» **Task statement**
Repeat the material below exactly, with no pictures.
----------------
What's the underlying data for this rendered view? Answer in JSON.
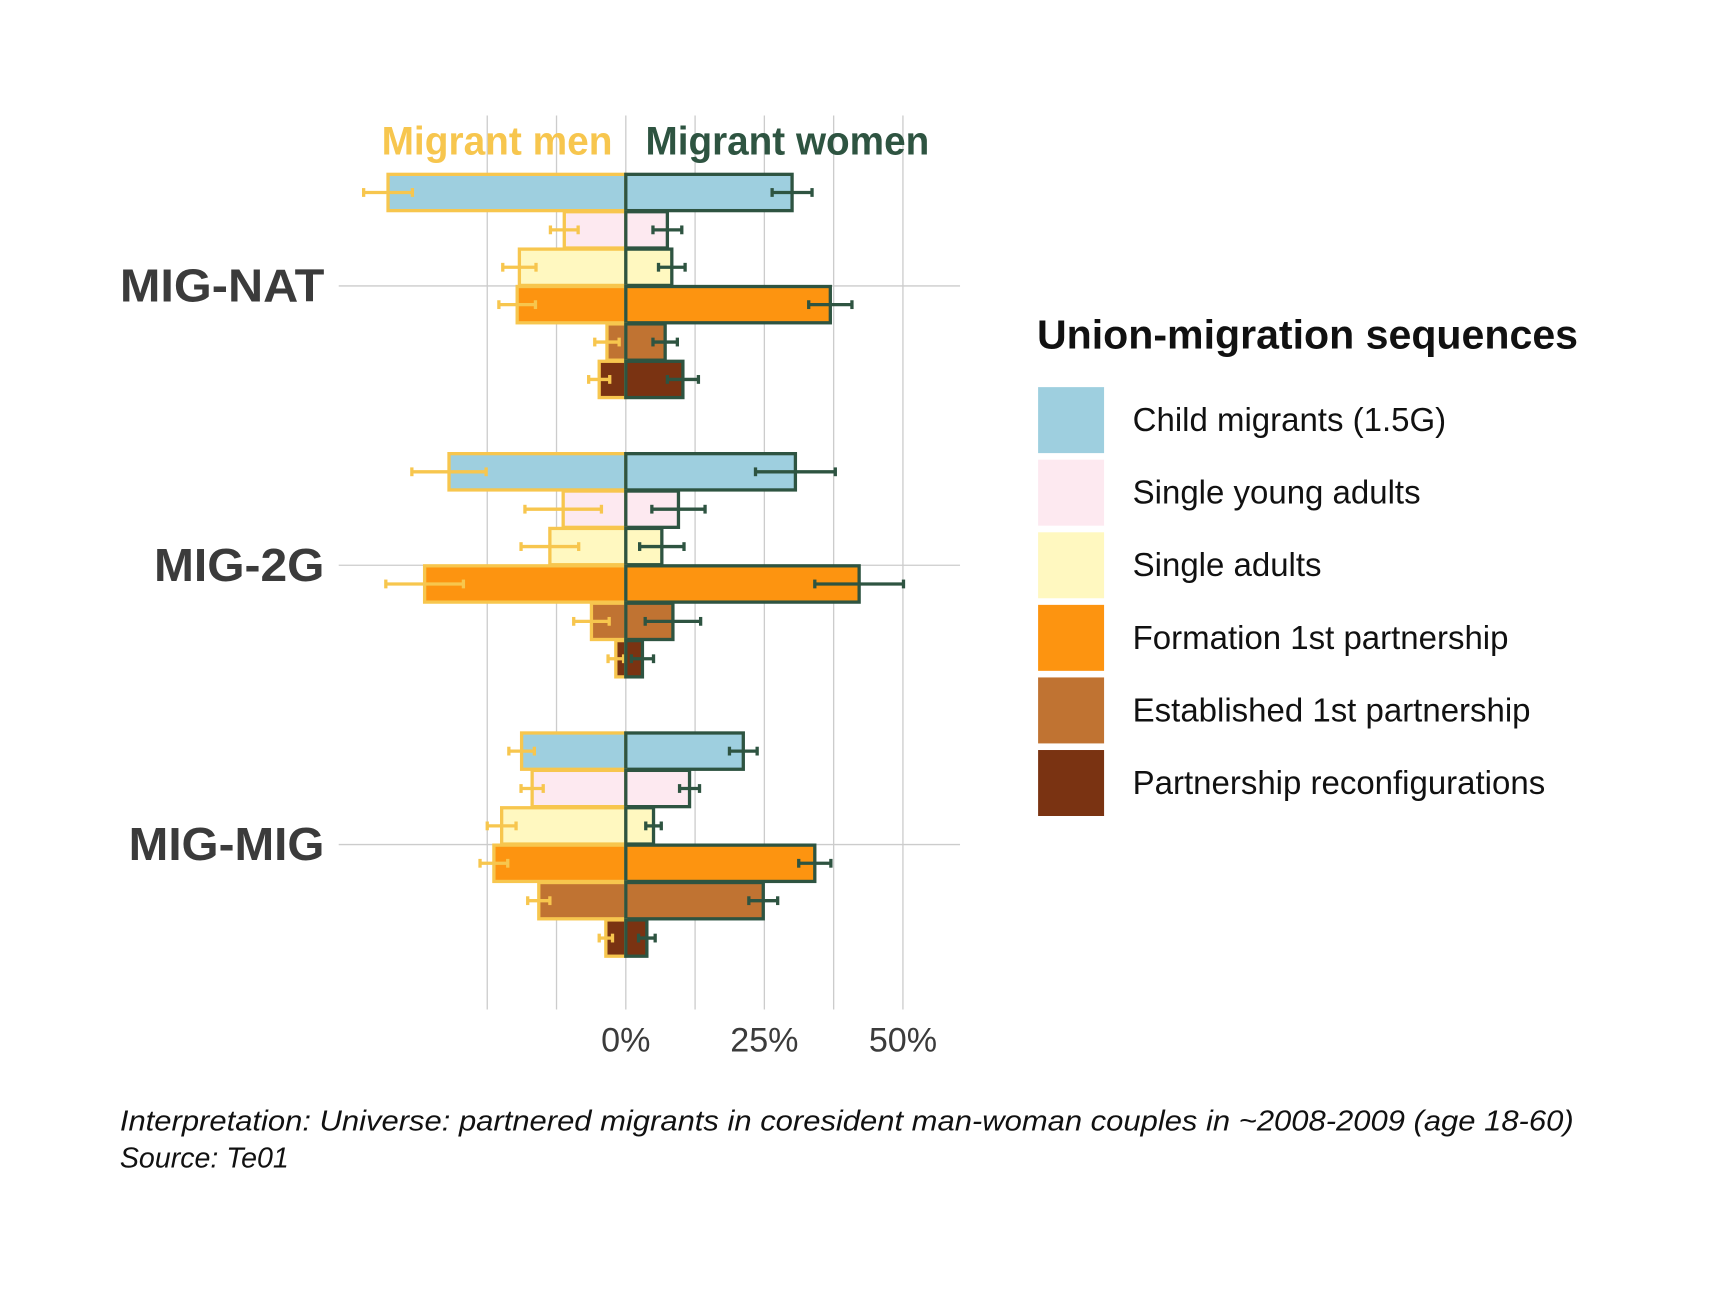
{
  "chart_data": {
    "type": "diverging-bar",
    "categories": [
      "MIG-NAT",
      "MIG-2G",
      "MIG-MIG"
    ],
    "sides": [
      {
        "name": "Migrant men",
        "color": "#f7c64e"
      },
      {
        "name": "Migrant women",
        "color": "#2e5441"
      }
    ],
    "legend_title": "Union-migration sequences",
    "series": [
      {
        "name": "Child migrants (1.5G)",
        "color": "#9ecfdf",
        "values": [
          [
            -42.9,
            -31.9,
            -18.8
          ],
          [
            30.0,
            30.6,
            21.2
          ]
        ],
        "errors": [
          [
            4.4,
            6.7,
            2.3
          ],
          [
            3.6,
            7.2,
            2.5
          ]
        ]
      },
      {
        "name": "Single young adults",
        "color": "#fde9f0",
        "values": [
          [
            -11.1,
            -11.3,
            -16.9
          ],
          [
            7.5,
            9.5,
            11.5
          ]
        ],
        "errors": [
          [
            2.5,
            6.9,
            2.0
          ],
          [
            2.6,
            4.8,
            1.8
          ]
        ]
      },
      {
        "name": "Single adults",
        "color": "#fff8c0",
        "values": [
          [
            -19.2,
            -13.7,
            -22.4
          ],
          [
            8.3,
            6.5,
            5.0
          ]
        ],
        "errors": [
          [
            3.0,
            5.2,
            2.6
          ],
          [
            2.4,
            4.0,
            1.4
          ]
        ]
      },
      {
        "name": "Formation 1st partnership",
        "color": "#fd9410",
        "values": [
          [
            -19.6,
            -36.3,
            -23.8
          ],
          [
            36.9,
            42.1,
            34.1
          ]
        ],
        "errors": [
          [
            3.3,
            7.0,
            2.5
          ],
          [
            3.9,
            8.0,
            2.9
          ]
        ]
      },
      {
        "name": "Established 1st partnership",
        "color": "#c07332",
        "values": [
          [
            -3.4,
            -6.2,
            -15.7
          ],
          [
            7.1,
            8.5,
            24.8
          ]
        ],
        "errors": [
          [
            2.2,
            3.2,
            2.0
          ],
          [
            2.2,
            5.0,
            2.6
          ]
        ]
      },
      {
        "name": "Partnership reconfigurations",
        "color": "#7a3312",
        "values": [
          [
            -4.8,
            -1.8,
            -3.6
          ],
          [
            10.3,
            3.0,
            3.8
          ]
        ],
        "errors": [
          [
            1.9,
            1.4,
            1.2
          ],
          [
            2.8,
            2.0,
            1.5
          ]
        ]
      }
    ],
    "xlim": [
      -51.8,
      60.3
    ],
    "xticks": [
      {
        "value": 0,
        "label": "0%"
      },
      {
        "value": 25,
        "label": "25%"
      },
      {
        "value": 50,
        "label": "50%"
      }
    ],
    "xgrid": [
      -25,
      -12.5,
      0,
      12.5,
      25,
      37.5,
      50
    ],
    "grid": true,
    "caption": [
      "Interpretation: Universe: partnered migrants in coresident man-woman couples in ~2008-2009 (age 18-60)",
      "Source: Te01"
    ]
  }
}
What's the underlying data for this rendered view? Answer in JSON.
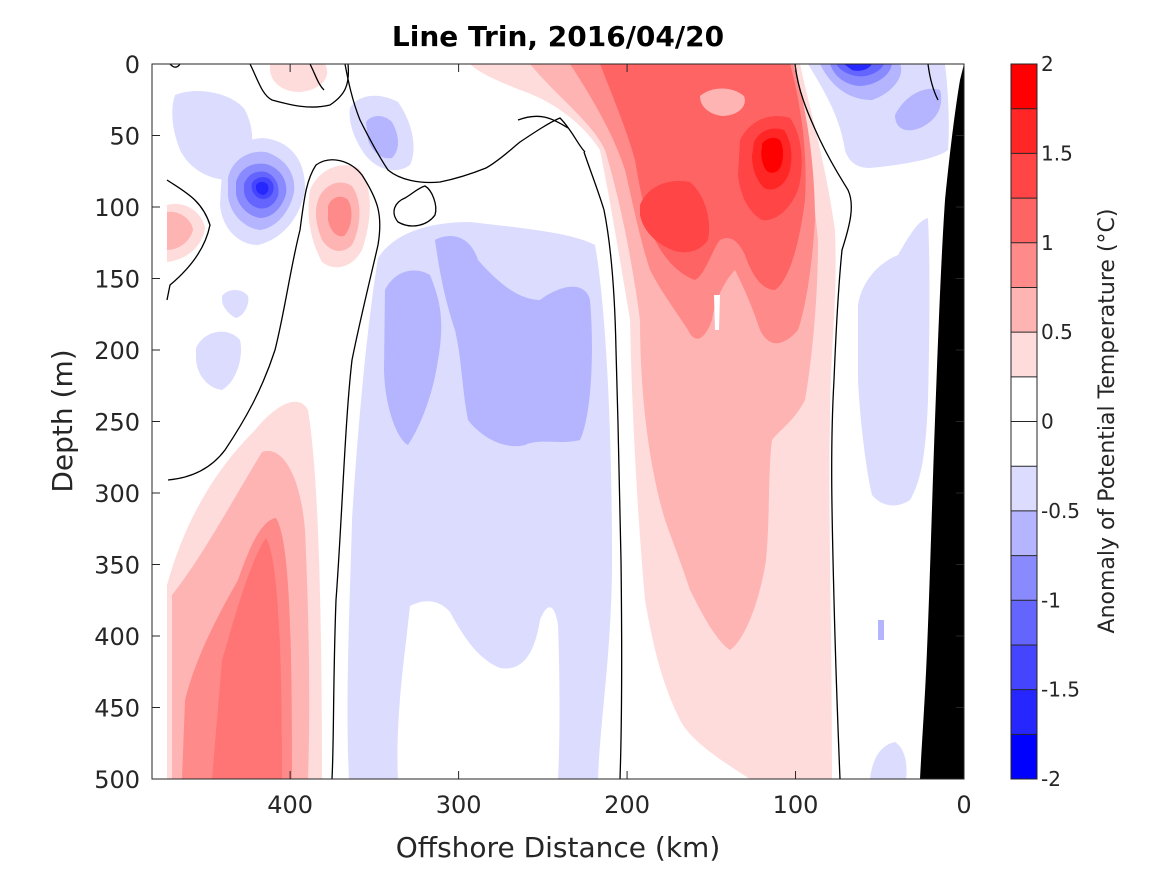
{
  "chart_data": {
    "type": "heatmap",
    "title": "Line Trin, 2016/04/20",
    "xlabel": "Offshore Distance (km)",
    "ylabel": "Depth (m)",
    "colorbar_label": "Anomaly of Potential Temperature (°C)",
    "xlim": [
      482,
      0
    ],
    "ylim": [
      0,
      500
    ],
    "x_reversed": true,
    "y_reversed": true,
    "xticks": [
      400,
      300,
      200,
      100,
      0
    ],
    "yticks": [
      0,
      50,
      100,
      150,
      200,
      250,
      300,
      350,
      400,
      450,
      500
    ],
    "clim": [
      -2,
      2
    ],
    "colorbar_ticks": [
      2,
      1.5,
      1,
      0.5,
      0,
      -0.5,
      -1,
      -1.5,
      -2
    ],
    "colorbar_levels": [
      {
        "range": [
          1.75,
          2.0
        ],
        "color": "#ff0000"
      },
      {
        "range": [
          1.5,
          1.75
        ],
        "color": "#ff2626"
      },
      {
        "range": [
          1.25,
          1.5
        ],
        "color": "#ff4545"
      },
      {
        "range": [
          1.0,
          1.25
        ],
        "color": "#ff6464"
      },
      {
        "range": [
          0.75,
          1.0
        ],
        "color": "#ff8a8a"
      },
      {
        "range": [
          0.5,
          0.75
        ],
        "color": "#ffb4b4"
      },
      {
        "range": [
          0.25,
          0.5
        ],
        "color": "#ffdcdc"
      },
      {
        "range": [
          0.0,
          0.25
        ],
        "color": "#ffffff"
      },
      {
        "range": [
          -0.25,
          0.0
        ],
        "color": "#ffffff"
      },
      {
        "range": [
          -0.5,
          -0.25
        ],
        "color": "#dcdcff"
      },
      {
        "range": [
          -0.75,
          -0.5
        ],
        "color": "#b4b4ff"
      },
      {
        "range": [
          -1.0,
          -0.75
        ],
        "color": "#8a8aff"
      },
      {
        "range": [
          -1.25,
          -1.0
        ],
        "color": "#6464ff"
      },
      {
        "range": [
          -1.5,
          -1.25
        ],
        "color": "#4545ff"
      },
      {
        "range": [
          -1.75,
          -1.5
        ],
        "color": "#2626ff"
      },
      {
        "range": [
          -2.0,
          -1.75
        ],
        "color": "#0000ff"
      }
    ],
    "colors": {
      "land": "#000000",
      "zero_contour": "#000000",
      "background": "#ffffff"
    },
    "features": [
      {
        "name": "warm-core-coastal",
        "x_center": 150,
        "z_center": 80,
        "peak": 1.6,
        "extent": "0-350 m"
      },
      {
        "name": "warm-core-offshore",
        "x_center": 420,
        "z_center": 420,
        "peak": 1.0
      },
      {
        "name": "cold-band-central",
        "x_center": 280,
        "z_center": 300,
        "peak": -0.6
      },
      {
        "name": "cold-eddy-offshore",
        "x_center": 425,
        "z_center": 85,
        "peak": -1.5
      },
      {
        "name": "cold-eddy-nearshore",
        "x_center": 68,
        "z_center": 5,
        "peak": -1.5
      }
    ]
  }
}
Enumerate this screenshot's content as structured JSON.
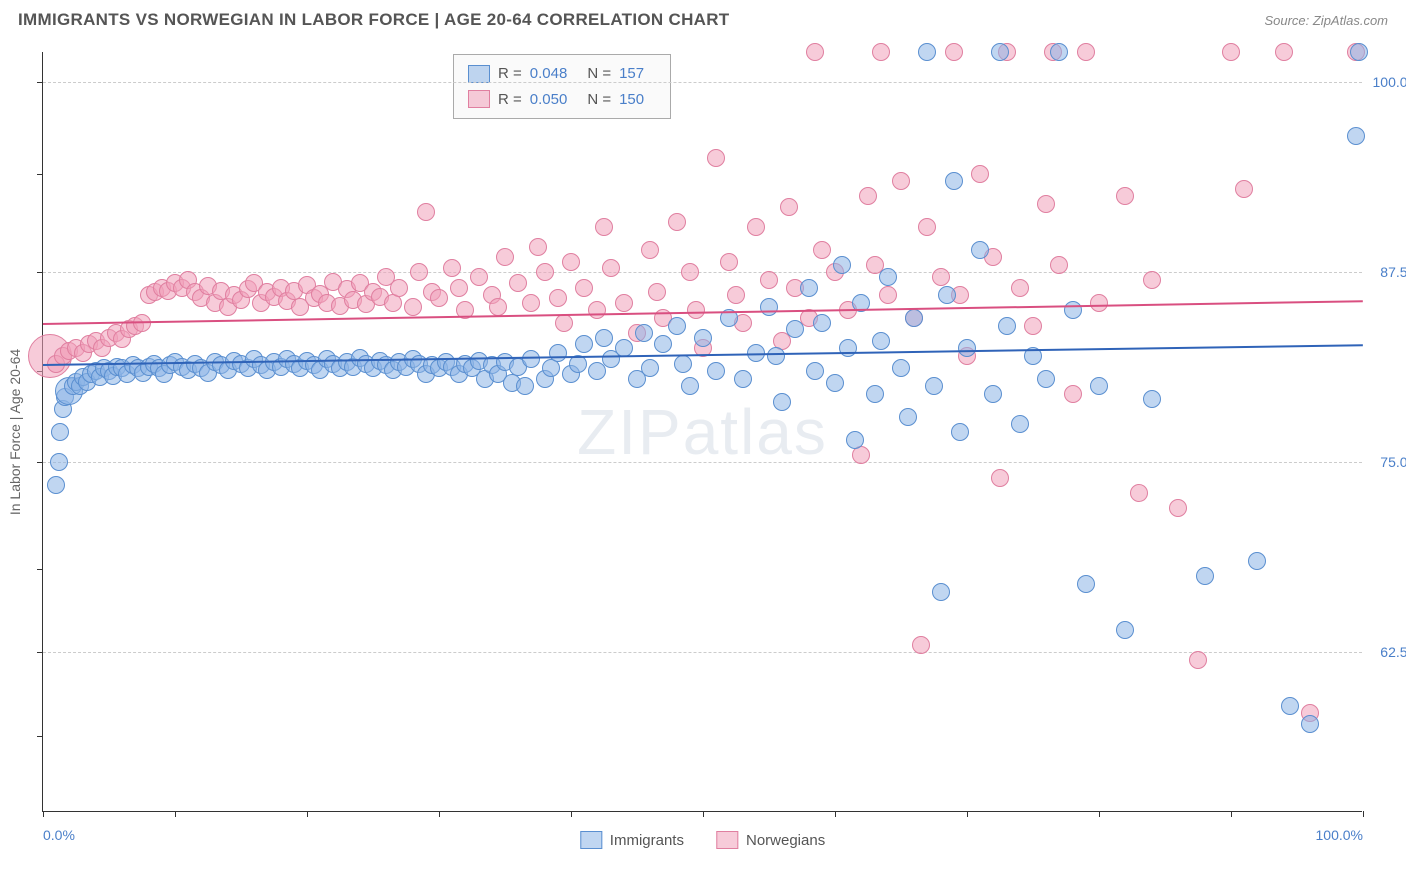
----------------
» **Answer to this problem**
What's the underlying data for this rendered view? Answer in JSON.
{
  "chart_data": {
    "type": "diverging-bar",
    "categories": [
      "MIG-NAT",
      "MIG-2G",
      "MIG-MIG"
    ],
    "sides": [
      {
        "name": "Migrant men",
        "color": "#f7c64e"
      },
      {
        "name": "Migrant women",
        "color": "#2e5441"
      }
    ],
    "legend_title": "Union-migration sequences",
    "series": [
      {
        "name": "Child migrants (1.5G)",
        "color": "#9ecfdf",
        "values": [
          [
            -42.9,
            -31.9,
            -18.8
          ],
          [
            30.0,
            30.6,
            21.2
          ]
        ],
        "errors": [
          [
            4.4,
            6.7,
            2.3
          ],
          [
            3.6,
            7.2,
            2.5
          ]
        ]
      },
      {
        "name": "Single young adults",
        "color": "#fde9f0",
        "values": [
          [
            -11.1,
            -11.3,
            -16.9
          ],
          [
            7.5,
            9.5,
            11.5
          ]
        ],
        "errors": [
          [
            2.5,
            6.9,
            2.0
          ],
          [
            2.6,
            4.8,
            1.8
          ]
        ]
      },
      {
        "name": "Single adults",
        "color": "#fff8c0",
        "values": [
          [
            -19.2,
            -13.7,
            -22.4
          ],
          [
            8.3,
            6.5,
            5.0
          ]
        ],
        "errors": [
          [
            3.0,
            5.2,
            2.6
          ],
          [
            2.4,
            4.0,
            1.4
          ]
        ]
      },
      {
        "name": "Formation 1st partnership",
        "color": "#fd9410",
        "values": [
          [
            -19.6,
            -36.3,
            -23.8
          ],
          [
            36.9,
            42.1,
            34.1
          ]
        ],
        "errors": [
          [
            3.3,
            7.0,
            2.5
          ],
          [
            3.9,
            8.0,
            2.9
          ]
        ]
      },
      {
        "name": "Established 1st partnership",
        "color": "#c07332",
        "values": [
          [
            -3.4,
            -6.2,
            -15.7
          ],
          [
            7.1,
            8.5,
            24.8
          ]
        ],
        "errors": [
          [
            2.2,
            3.2,
            2.0
          ],
          [
            2.2,
            5.0,
            2.6
          ]
        ]
      },
      {
        "name": "Partnership reconfigurations",
        "color": "#7a3312",
        "values": [
          [
            -4.8,
            -1.8,
            -3.6
          ],
          [
            10.3,
            3.0,
            3.8
          ]
        ],
        "errors": [
          [
            1.9,
            1.4,
            1.2
          ],
          [
            2.8,
            2.0,
            1.5
          ]
        ]
      }
    ],
    "xlim": [
      -51.8,
      60.3
    ],
    "xticks": [
      {
        "value": 0,
        "label": "0%"
      },
      {
        "value": 25,
        "label": "25%"
      },
      {
        "value": 50,
        "label": "50%"
      }
    ],
    "xgrid": [
      -25,
      -12.5,
      0,
      12.5,
      25,
      37.5,
      50
    ],
    "grid": true,
    "caption": [
      "Interpretation: Universe: partnered migrants in coresident man-woman couples in ~2008-2009 (age 18-60)",
      "Source: Te01"
    ]
  }
}
What's the underlying data for this rendered view? Answer in JSON.
{
  "chart_data": {
    "type": "heatmap",
    "title": "Line Trin, 2016/04/20",
    "xlabel": "Offshore Distance (km)",
    "ylabel": "Depth (m)",
    "colorbar_label": "Anomaly of Potential Temperature (°C)",
    "xlim": [
      482,
      0
    ],
    "ylim": [
      0,
      500
    ],
    "x_reversed": true,
    "y_reversed": true,
    "xticks": [
      400,
      300,
      200,
      100,
      0
    ],
    "yticks": [
      0,
      50,
      100,
      150,
      200,
      250,
      300,
      350,
      400,
      450,
      500
    ],
    "clim": [
      -2,
      2
    ],
    "colorbar_ticks": [
      2,
      1.5,
      1,
      0.5,
      0,
      -0.5,
      -1,
      -1.5,
      -2
    ],
    "colorbar_levels": [
      {
        "range": [
          1.75,
          2.0
        ],
        "color": "#ff0000"
      },
      {
        "range": [
          1.5,
          1.75
        ],
        "color": "#ff2626"
      },
      {
        "range": [
          1.25,
          1.5
        ],
        "color": "#ff4545"
      },
      {
        "range": [
          1.0,
          1.25
        ],
        "color": "#ff6464"
      },
      {
        "range": [
          0.75,
          1.0
        ],
        "color": "#ff8a8a"
      },
      {
        "range": [
          0.5,
          0.75
        ],
        "color": "#ffb4b4"
      },
      {
        "range": [
          0.25,
          0.5
        ],
        "color": "#ffdcdc"
      },
      {
        "range": [
          0.0,
          0.25
        ],
        "color": "#ffffff"
      },
      {
        "range": [
          -0.25,
          0.0
        ],
        "color": "#ffffff"
      },
      {
        "range": [
          -0.5,
          -0.25
        ],
        "color": "#dcdcff"
      },
      {
        "range": [
          -0.75,
          -0.5
        ],
        "color": "#b4b4ff"
      },
      {
        "range": [
          -1.0,
          -0.75
        ],
        "color": "#8a8aff"
      },
      {
        "range": [
          -1.25,
          -1.0
        ],
        "color": "#6464ff"
      },
      {
        "range": [
          -1.5,
          -1.25
        ],
        "color": "#4545ff"
      },
      {
        "range": [
          -1.75,
          -1.5
        ],
        "color": "#2626ff"
      },
      {
        "range": [
          -2.0,
          -1.75
        ],
        "color": "#0000ff"
      }
    ],
    "colors": {
      "land": "#000000",
      "zero_contour": "#000000",
      "background": "#ffffff"
    },
    "features": [
      {
        "name": "warm-core-coastal",
        "x_center": 150,
        "z_center": 80,
        "peak": 1.6,
        "extent": "0-350 m"
      },
      {
        "name": "warm-core-offshore",
        "x_center": 420,
        "z_center": 420,
        "peak": 1.0
      },
      {
        "name": "cold-band-central",
        "x_center": 280,
        "z_center": 300,
        "peak": -0.6
      },
      {
        "name": "cold-eddy-offshore",
        "x_center": 425,
        "z_center": 85,
        "peak": -1.5
      },
      {
        "name": "cold-eddy-nearshore",
        "x_center": 68,
        "z_center": 5,
        "peak": -1.5
      }
    ]
  }
}
Enumerate this screenshot's content as structured JSON.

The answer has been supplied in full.